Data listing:
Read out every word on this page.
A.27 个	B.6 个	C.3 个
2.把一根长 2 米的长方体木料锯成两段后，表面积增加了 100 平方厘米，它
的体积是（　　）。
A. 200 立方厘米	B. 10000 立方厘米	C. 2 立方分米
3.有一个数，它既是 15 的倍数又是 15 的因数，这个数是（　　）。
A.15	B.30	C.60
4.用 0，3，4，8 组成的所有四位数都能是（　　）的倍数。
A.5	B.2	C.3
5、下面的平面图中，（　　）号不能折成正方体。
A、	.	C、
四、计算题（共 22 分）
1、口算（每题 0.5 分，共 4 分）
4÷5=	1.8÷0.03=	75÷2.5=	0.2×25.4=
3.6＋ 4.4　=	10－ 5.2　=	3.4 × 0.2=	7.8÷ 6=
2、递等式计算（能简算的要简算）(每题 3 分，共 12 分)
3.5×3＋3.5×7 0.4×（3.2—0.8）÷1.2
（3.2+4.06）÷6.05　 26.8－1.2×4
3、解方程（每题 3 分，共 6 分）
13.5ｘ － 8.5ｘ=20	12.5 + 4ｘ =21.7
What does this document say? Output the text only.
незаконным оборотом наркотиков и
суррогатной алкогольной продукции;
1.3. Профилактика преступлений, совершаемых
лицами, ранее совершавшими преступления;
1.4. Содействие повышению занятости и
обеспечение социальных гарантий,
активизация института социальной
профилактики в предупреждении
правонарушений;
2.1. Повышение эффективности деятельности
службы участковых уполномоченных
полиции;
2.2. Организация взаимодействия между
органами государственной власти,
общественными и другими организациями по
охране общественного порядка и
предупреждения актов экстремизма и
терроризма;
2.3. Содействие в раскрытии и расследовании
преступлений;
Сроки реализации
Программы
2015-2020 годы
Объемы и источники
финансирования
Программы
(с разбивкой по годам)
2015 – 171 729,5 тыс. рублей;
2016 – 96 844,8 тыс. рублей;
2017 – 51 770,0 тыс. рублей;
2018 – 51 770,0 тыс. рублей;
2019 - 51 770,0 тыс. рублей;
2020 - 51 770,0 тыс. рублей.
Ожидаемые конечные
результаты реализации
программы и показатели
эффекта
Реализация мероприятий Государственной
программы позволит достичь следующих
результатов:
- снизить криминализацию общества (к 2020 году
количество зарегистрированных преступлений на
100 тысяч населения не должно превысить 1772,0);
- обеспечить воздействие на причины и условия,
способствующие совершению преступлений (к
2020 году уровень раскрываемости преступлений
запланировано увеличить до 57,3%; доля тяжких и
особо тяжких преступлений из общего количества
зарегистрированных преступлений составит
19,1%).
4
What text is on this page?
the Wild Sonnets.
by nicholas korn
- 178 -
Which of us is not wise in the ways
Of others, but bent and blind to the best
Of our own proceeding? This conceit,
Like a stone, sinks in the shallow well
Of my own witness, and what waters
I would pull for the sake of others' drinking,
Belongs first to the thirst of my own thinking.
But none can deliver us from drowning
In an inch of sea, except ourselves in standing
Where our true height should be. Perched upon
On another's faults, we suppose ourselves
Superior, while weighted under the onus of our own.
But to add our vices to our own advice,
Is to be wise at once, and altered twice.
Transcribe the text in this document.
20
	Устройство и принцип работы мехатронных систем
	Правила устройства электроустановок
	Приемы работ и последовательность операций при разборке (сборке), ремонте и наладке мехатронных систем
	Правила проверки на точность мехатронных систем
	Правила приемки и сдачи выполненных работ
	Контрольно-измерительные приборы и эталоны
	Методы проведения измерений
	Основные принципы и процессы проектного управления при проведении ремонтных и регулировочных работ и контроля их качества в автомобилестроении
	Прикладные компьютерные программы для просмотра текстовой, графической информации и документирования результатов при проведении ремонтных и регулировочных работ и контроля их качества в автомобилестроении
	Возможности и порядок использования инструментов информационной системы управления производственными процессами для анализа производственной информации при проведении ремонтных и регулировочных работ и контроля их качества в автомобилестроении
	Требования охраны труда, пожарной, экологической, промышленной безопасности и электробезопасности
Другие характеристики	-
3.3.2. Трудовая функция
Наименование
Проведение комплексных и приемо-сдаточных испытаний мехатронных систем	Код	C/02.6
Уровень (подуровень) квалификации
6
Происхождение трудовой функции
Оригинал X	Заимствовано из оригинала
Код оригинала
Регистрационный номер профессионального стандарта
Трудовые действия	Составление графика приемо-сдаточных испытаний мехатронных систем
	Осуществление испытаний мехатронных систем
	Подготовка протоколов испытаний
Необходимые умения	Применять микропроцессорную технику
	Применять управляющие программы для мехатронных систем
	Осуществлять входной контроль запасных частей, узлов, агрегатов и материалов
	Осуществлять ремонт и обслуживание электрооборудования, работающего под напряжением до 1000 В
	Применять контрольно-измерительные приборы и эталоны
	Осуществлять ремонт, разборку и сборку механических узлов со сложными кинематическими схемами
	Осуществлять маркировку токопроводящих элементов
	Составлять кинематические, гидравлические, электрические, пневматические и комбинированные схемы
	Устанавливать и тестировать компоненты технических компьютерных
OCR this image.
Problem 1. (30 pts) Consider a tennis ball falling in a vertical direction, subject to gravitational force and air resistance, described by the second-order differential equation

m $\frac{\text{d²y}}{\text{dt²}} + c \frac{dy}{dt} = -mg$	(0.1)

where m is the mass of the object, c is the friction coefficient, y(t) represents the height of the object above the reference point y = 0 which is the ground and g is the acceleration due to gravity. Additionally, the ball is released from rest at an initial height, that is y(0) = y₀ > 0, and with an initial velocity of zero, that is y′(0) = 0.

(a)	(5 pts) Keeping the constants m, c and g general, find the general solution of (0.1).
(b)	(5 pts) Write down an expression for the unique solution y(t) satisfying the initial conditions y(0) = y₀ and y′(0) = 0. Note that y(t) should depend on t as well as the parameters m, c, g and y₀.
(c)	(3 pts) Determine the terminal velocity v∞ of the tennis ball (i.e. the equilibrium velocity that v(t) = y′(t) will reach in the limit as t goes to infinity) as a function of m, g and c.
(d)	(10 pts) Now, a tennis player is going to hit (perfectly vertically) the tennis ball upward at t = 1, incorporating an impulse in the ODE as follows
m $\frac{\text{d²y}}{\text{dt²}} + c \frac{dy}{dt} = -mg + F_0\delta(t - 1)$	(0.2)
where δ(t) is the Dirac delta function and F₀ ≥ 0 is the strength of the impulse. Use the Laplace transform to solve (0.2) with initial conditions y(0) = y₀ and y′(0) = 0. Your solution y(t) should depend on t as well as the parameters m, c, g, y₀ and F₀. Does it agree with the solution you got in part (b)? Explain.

Short task: Return each line with "результатов".

Right answer:
результатов:
	Прикладные компьютерные программы для просмотра текстовой, графической информации и документирования результатов при проведении ремонтных и регулировочных работ и контроля их качества в автомобилестроении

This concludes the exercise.